▶ Set task: Copy out each line containing "caption" from the entries below.

▶ Dataset entries:
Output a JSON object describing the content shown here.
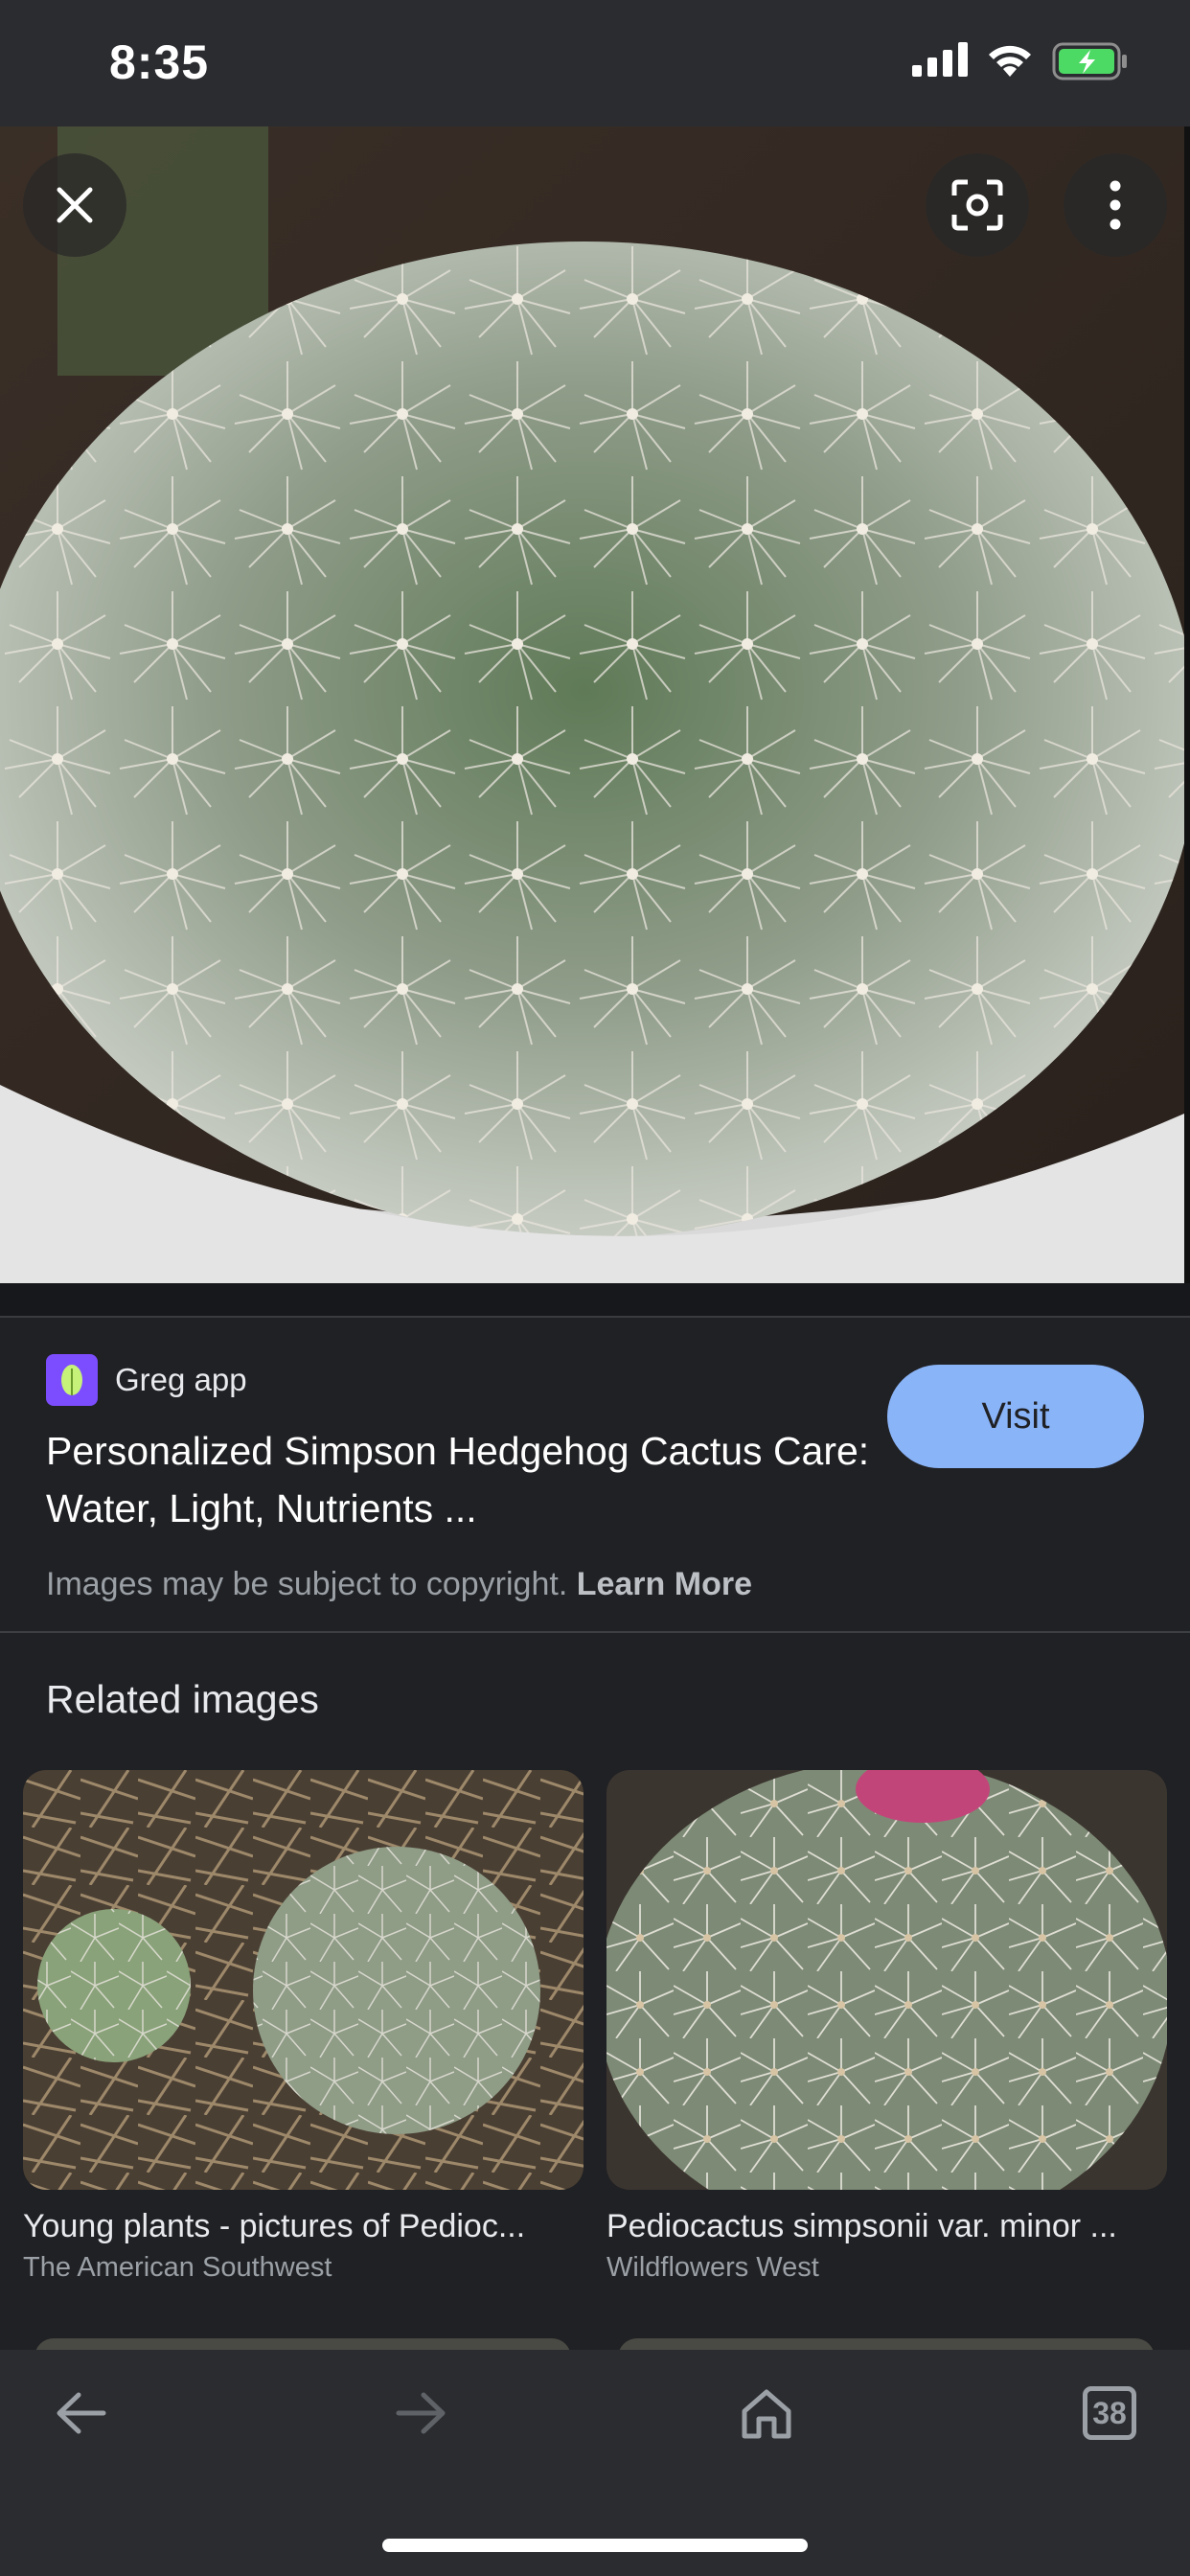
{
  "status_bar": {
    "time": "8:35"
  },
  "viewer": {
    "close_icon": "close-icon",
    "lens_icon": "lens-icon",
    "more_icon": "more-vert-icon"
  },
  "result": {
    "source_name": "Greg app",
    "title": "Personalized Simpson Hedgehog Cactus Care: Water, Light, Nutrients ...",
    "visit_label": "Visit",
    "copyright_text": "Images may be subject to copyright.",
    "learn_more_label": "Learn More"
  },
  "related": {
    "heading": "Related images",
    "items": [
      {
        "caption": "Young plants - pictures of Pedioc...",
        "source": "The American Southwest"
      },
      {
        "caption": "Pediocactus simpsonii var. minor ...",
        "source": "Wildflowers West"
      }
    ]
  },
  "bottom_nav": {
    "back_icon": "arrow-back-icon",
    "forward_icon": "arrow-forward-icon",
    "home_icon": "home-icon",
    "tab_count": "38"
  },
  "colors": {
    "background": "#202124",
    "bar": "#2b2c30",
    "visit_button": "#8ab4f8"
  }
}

▶ Solution to the exercise:
        "caption": "Young plants - pictures of Pedioc...",
        "caption": "Pediocactus simpsonii var. minor ...",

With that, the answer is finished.